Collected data

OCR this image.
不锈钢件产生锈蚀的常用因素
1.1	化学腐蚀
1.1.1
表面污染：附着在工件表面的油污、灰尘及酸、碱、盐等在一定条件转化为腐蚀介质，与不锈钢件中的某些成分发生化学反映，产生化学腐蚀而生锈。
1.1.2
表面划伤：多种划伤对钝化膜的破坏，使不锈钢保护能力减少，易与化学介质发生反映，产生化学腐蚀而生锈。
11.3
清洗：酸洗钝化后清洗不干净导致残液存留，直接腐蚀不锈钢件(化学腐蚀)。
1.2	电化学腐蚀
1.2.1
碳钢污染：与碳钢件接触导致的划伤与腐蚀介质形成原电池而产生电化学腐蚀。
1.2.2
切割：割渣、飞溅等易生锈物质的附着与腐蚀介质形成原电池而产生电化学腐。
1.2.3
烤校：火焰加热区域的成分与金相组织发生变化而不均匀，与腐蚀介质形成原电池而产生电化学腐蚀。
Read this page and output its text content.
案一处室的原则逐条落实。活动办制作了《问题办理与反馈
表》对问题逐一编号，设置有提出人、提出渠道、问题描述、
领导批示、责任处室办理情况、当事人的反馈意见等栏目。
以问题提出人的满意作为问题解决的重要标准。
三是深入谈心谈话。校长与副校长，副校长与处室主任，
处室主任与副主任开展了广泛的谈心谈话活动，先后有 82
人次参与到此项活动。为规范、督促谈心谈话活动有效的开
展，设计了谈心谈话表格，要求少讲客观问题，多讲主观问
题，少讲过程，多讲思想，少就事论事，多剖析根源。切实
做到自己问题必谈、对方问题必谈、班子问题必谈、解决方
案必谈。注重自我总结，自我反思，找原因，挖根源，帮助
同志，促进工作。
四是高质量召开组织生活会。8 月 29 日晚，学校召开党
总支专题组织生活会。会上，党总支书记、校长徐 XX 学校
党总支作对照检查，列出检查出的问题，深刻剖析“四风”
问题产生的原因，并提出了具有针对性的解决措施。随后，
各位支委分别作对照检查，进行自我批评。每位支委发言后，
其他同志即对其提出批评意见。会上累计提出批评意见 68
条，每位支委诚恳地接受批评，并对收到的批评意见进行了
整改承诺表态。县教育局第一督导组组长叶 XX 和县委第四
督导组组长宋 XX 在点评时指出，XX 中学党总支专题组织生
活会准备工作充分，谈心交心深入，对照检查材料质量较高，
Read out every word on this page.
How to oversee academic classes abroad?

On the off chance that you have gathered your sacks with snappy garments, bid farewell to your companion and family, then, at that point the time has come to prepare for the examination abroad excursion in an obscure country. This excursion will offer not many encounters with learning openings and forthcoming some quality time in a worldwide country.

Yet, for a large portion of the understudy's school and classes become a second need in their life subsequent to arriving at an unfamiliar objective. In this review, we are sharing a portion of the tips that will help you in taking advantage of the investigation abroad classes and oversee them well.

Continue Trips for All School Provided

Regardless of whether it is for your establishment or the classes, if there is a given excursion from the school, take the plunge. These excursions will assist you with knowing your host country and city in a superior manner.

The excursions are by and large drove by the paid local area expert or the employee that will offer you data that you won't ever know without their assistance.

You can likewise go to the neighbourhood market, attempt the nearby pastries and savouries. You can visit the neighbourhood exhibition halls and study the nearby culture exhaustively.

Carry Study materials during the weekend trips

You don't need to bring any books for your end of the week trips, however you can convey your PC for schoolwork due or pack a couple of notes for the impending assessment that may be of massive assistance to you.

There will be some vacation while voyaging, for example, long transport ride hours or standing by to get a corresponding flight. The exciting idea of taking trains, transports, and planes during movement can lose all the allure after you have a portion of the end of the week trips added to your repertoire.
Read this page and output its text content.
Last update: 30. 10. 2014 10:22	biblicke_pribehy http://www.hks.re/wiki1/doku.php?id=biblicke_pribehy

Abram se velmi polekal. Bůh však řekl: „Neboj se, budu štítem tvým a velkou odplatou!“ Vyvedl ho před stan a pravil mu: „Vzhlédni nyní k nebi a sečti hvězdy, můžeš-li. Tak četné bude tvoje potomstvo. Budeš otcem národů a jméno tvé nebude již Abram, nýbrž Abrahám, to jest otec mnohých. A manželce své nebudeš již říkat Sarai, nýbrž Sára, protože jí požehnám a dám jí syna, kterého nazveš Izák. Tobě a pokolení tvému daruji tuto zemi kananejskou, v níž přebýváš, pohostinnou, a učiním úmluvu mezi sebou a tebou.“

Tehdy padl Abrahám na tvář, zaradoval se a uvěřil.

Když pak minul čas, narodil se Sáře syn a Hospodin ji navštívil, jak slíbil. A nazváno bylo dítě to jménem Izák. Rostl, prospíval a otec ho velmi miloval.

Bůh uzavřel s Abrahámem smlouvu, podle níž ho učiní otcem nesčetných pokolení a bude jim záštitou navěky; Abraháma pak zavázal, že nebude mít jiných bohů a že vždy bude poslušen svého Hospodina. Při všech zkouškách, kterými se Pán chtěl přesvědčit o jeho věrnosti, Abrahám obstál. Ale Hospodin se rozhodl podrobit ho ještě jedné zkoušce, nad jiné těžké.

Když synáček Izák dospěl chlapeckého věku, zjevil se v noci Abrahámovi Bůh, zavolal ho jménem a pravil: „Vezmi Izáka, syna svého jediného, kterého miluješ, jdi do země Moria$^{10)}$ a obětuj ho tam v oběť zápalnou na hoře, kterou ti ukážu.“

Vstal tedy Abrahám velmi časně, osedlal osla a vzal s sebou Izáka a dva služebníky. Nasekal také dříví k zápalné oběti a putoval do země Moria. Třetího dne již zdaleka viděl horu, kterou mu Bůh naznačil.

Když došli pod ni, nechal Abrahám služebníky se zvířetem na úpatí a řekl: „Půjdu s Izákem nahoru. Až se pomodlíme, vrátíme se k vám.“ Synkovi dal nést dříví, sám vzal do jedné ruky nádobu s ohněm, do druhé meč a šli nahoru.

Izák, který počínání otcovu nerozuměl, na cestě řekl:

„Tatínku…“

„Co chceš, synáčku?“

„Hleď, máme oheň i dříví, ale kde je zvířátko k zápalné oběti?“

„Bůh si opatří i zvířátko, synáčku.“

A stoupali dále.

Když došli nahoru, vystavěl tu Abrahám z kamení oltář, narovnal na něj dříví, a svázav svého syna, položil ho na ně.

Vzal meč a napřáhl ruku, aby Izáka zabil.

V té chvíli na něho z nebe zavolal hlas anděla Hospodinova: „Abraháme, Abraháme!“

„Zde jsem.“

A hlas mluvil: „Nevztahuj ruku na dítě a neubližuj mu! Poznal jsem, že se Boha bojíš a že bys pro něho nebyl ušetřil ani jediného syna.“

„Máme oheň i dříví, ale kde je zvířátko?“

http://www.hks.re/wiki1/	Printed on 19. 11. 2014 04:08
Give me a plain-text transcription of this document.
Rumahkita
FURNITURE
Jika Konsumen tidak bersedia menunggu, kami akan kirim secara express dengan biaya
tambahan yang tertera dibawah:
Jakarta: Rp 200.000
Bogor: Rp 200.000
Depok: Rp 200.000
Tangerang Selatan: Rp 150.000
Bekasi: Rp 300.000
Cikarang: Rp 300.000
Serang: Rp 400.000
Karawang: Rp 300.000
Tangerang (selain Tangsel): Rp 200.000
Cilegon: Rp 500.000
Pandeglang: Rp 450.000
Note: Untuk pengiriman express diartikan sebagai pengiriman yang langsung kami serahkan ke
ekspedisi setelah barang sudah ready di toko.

What is required: Which lines contain the word "need"? Copy each one.

Output of the task:
Yet, for a large portion of the understudy's school and classes become a second need in their life subsequent to arriving at an unfamiliar objective. In this review, we are sharing a portion of the tips that will help you in taking advantage of the investigation abroad classes and oversee them well.
You don't need to bring any books for your end of the week trips, however you can convey your PC for schoolwork due or pack a couple of notes for the impending assessment that may be of massive assistance to you.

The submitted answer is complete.